● **WHAT YOU HAVE TO DO**: Transcribe the listing verbatim. Do not carry over any pictures.

***** DATA LISTING

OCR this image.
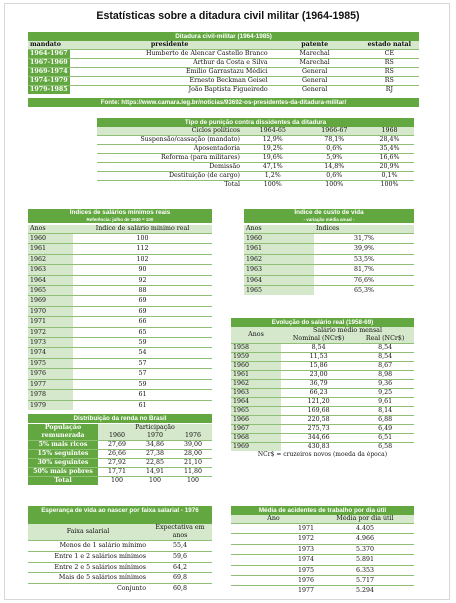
Estatísticas sobre a ditadura civil militar (1964-1985)
Ditadura civil-militar (1964-1985)
mandato	presidente	patente	estado natal
1964-1967	Humberto de Alencar Castello Branco	Marechal	CE
1967-1969	Arthur da Costa e Silva	Marechal	RS
1969-1974	Emílio Garrastazu Médici	General	RS
1974-1979	Ernesto Beckman Geisel	General	RS
1979-1985	João Baptista Figueiredo	General	RJ
Fonte: https://www.camara.leg.br/noticias/93692-os-presidentes-da-ditadura-militar/
Tipo de punição contra dissidentes da ditadura
Ciclos políticos	1964-65	1966-67	1968
Suspensão/cassação (mandato)	12,9%	78,1%	28,4%
Aposentadoria	19,2%	0,6%	35,4%
Reforma (para militares)	19,6%	5,9%	16,6%
Demissão	47,1%	14,8%	20,9%
Destituição (de cargo)	1,2%	0,6%	0,1%
Total	100%	100%	100%
Índices de salários mínimos reais
Referência: julho de 1940 = 100
Anos	Índice de salário mínimo real
1960	100
1961	112
1962	102
1963	90
1964	92
1965	88
1969	69
1970	69
1971	66
1972	65
1973	59
1974	54
1975	57
1976	57
1977	59
1978	61
1979	61
Índice de custo de vida
- variação média anual -
Anos	Índices
1960	31,7%
1961	39,9%
1962	53,5%
1963	81,7%
1964	76,6%
1965	65,3%
Evolução do salário real (1958-69)
Anos	Salário médio mensal	
	Nominal (NCr$)	Real (NCr$)
1958	8,54	8,54
1959	11,53	8,54
1960	15,86	8,67
1961	23,00	8,98
1962	36,79	9,36
1963	66,23	9,25
1964	121,20	9,61
1965	169,68	8,14
1966	220,58	6,88
1967	275,73	6,49
1968	344,66	6,51
1969	430,83	6,58
NCr$ = cruzeiros novos (moeda da época)		
Distribuição da renda no Brasil
População remunerada	Participação		
	1960	1970	1976
5% mais ricos	27,69	34,86	39,00
15% seguintes	26,66	27,38	28,00
30% seguintes	27,92	22,85	21,10
50% mais pobres	17,71	14,91	11,80
Total	100	100	100
Esperança de vida ao nascer por faixa salarial - 1976
Faixa salarial	Expectativa em anos
Menos de 1 salário mínimo	55,4
Entre 1 e 2 salários mínimos	59,6
Entre 2 e 5 salários mínimos	64,2
Mais de 5 salários mínimos	69,8
Conjunto	60,8
Média de acidentes de trabalho por dia útil
Ano	Média por dia útil
1971	4.405
1972	4.966
1973	5.370
1974	5.891
1975	6.353
1976	5.717
1977	5.294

**********

● **THE SOLUTION**:
OCR this image.
Estatísticas sobre a ditadura civil militar (1964-1985)
Ditadura civil-militar (1964-1985)
mandato	presidente	patente	estado natal
1964-1967	Humberto de Alencar Castello Branco	Marechal	CE
1967-1969	Arthur da Costa e Silva	Marechal	RS
1969-1974	Emílio Garrastazu Médici	General	RS
1974-1979	Ernesto Beckman Geisel	General	RS
1979-1985	João Baptista Figueiredo	General	RJ
Fonte: https://www.camara.leg.br/noticias/93692-os-presidentes-da-ditadura-militar/
Tipo de punição contra dissidentes da ditadura
Ciclos políticos	1964-65	1966-67	1968
Suspensão/cassação (mandato)	12,9%	78,1%	28,4%
Aposentadoria	19,2%	0,6%	35,4%
Reforma (para militares)	19,6%	5,9%	16,6%
Demissão	47,1%	14,8%	20,9%
Destituição (de cargo)	1,2%	0,6%	0,1%
Total	100%	100%	100%
Índices de salários mínimos reais
Referência: julho de 1940 = 100
Anos	Índice de salário mínimo real
1960	100
1961	112
1962	102
1963	90
1964	92
1965	88
1969	69
1970	69
1971	66
1972	65
1973	59
1974	54
1975	57
1976	57
1977	59
1978	61
1979	61
Índice de custo de vida
- variação média anual -
Anos	Índices
1960	31,7%
1961	39,9%
1962	53,5%
1963	81,7%
1964	76,6%
1965	65,3%
Evolução do salário real (1958-69)
Anos	Salário médio mensal	
	Nominal (NCr$)	Real (NCr$)
1958	8,54	8,54
1959	11,53	8,54
1960	15,86	8,67
1961	23,00	8,98
1962	36,79	9,36
1963	66,23	9,25
1964	121,20	9,61
1965	169,68	8,14
1966	220,58	6,88
1967	275,73	6,49
1968	344,66	6,51
1969	430,83	6,58
NCr$ = cruzeiros novos (moeda da época)		
Distribuição da renda no Brasil
População remunerada	Participação		
	1960	1970	1976
5% mais ricos	27,69	34,86	39,00
15% seguintes	26,66	27,38	28,00
30% seguintes	27,92	22,85	21,10
50% mais pobres	17,71	14,91	11,80
Total	100	100	100
Esperança de vida ao nascer por faixa salarial - 1976
Faixa salarial	Expectativa em anos
Menos de 1 salário mínimo	55,4
Entre 1 e 2 salários mínimos	59,6
Entre 2 e 5 salários mínimos	64,2
Mais de 5 salários mínimos	69,8
Conjunto	60,8
Média de acidentes de trabalho por dia útil
Ano	Média por dia útil
1971	4.405
1972	4.966
1973	5.370
1974	5.891
1975	6.353
1976	5.717
1977	5.294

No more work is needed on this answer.